> **WHAT TO DO**
In the data below, which lines contain "category"? List them by copying each one.

===== RECORDS SUPPLIED =====

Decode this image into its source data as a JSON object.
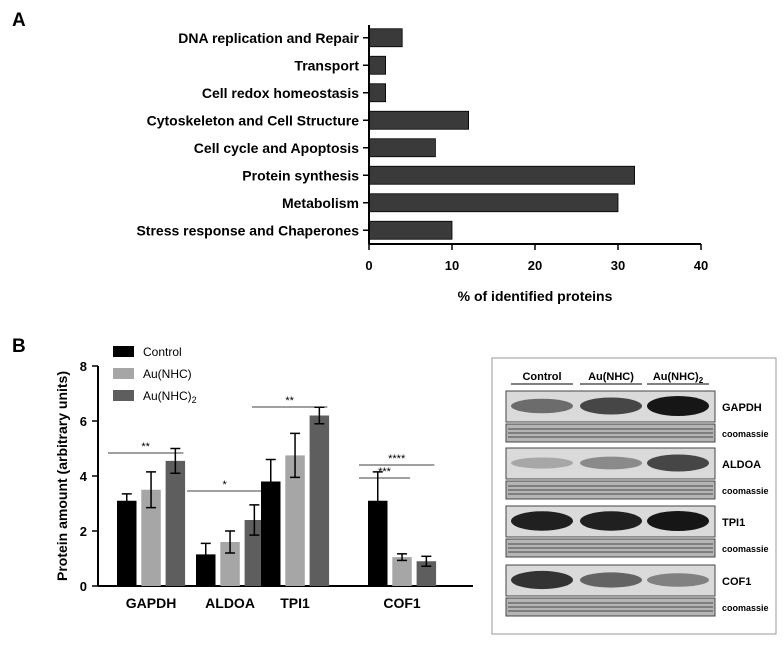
{
  "panels": {
    "a_letter": "A",
    "b_letter": "B"
  },
  "chart_data": [
    {
      "type": "bar",
      "orientation": "horizontal",
      "categories": [
        "DNA replication and Repair",
        "Transport",
        "Cell redox homeostasis",
        "Cytoskeleton and Cell Structure",
        "Cell cycle and Apoptosis",
        "Protein synthesis",
        "Metabolism",
        "Stress response and Chaperones"
      ],
      "values": [
        4,
        2,
        2,
        12,
        8,
        32,
        30,
        10
      ],
      "xlabel": "% of identified proteins",
      "xlim": [
        0,
        40
      ],
      "xticks": [
        "0",
        "10",
        "20",
        "30",
        "40"
      ],
      "bar_color": "#3a3a3a",
      "grid": false
    },
    {
      "type": "bar",
      "categories": [
        "GAPDH",
        "ALDOA",
        "TPI1",
        "COF1"
      ],
      "series": [
        {
          "name": "Control",
          "values": [
            3.1,
            1.15,
            3.8,
            3.1
          ],
          "errors": [
            0.25,
            0.4,
            0.8,
            1.05
          ],
          "color": "#000000"
        },
        {
          "name": "Au(NHC)",
          "values": [
            3.5,
            1.6,
            4.75,
            1.05
          ],
          "errors": [
            0.65,
            0.4,
            0.8,
            0.12
          ],
          "color": "#a6a6a6"
        },
        {
          "name": "Au(NHC)2",
          "values": [
            4.55,
            2.4,
            6.2,
            0.9
          ],
          "errors": [
            0.45,
            0.55,
            0.3,
            0.18
          ],
          "color": "#5e5e5e"
        }
      ],
      "ylabel": "Protein amount (arbitrary units)",
      "ylim": [
        0,
        8
      ],
      "yticks": [
        "0",
        "2",
        "4",
        "6",
        "8"
      ],
      "legend": "top-left",
      "grid": false,
      "annotations": [
        {
          "label": "**",
          "category": "GAPDH",
          "from_series": 0,
          "to_series": 2
        },
        {
          "label": "*",
          "category": "ALDOA",
          "from_series": 0,
          "to_series": 2
        },
        {
          "label": "**",
          "category": "TPI1",
          "from_series": 0,
          "to_series": 2
        },
        {
          "label": "****",
          "category": "COF1",
          "from_series": 0,
          "to_series": 2
        },
        {
          "label": "***",
          "category": "COF1",
          "from_series": 0,
          "to_series": 1
        }
      ]
    }
  ],
  "blot": {
    "lanes": [
      "Control",
      "Au(NHC)",
      "Au(NHC)"
    ],
    "lane_subscript": "2",
    "loading_label": "coomassie",
    "proteins": [
      {
        "name": "GAPDH",
        "intensities": [
          0.55,
          0.75,
          1.0
        ]
      },
      {
        "name": "ALDOA",
        "intensities": [
          0.25,
          0.4,
          0.75
        ]
      },
      {
        "name": "TPI1",
        "intensities": [
          0.95,
          0.95,
          1.0
        ]
      },
      {
        "name": "COF1",
        "intensities": [
          0.85,
          0.6,
          0.45
        ]
      }
    ]
  }
}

=====

> **RESULT**
          "category": "GAPDH",
          "category": "ALDOA",
          "category": "TPI1",
          "category": "COF1",
          "category": "COF1",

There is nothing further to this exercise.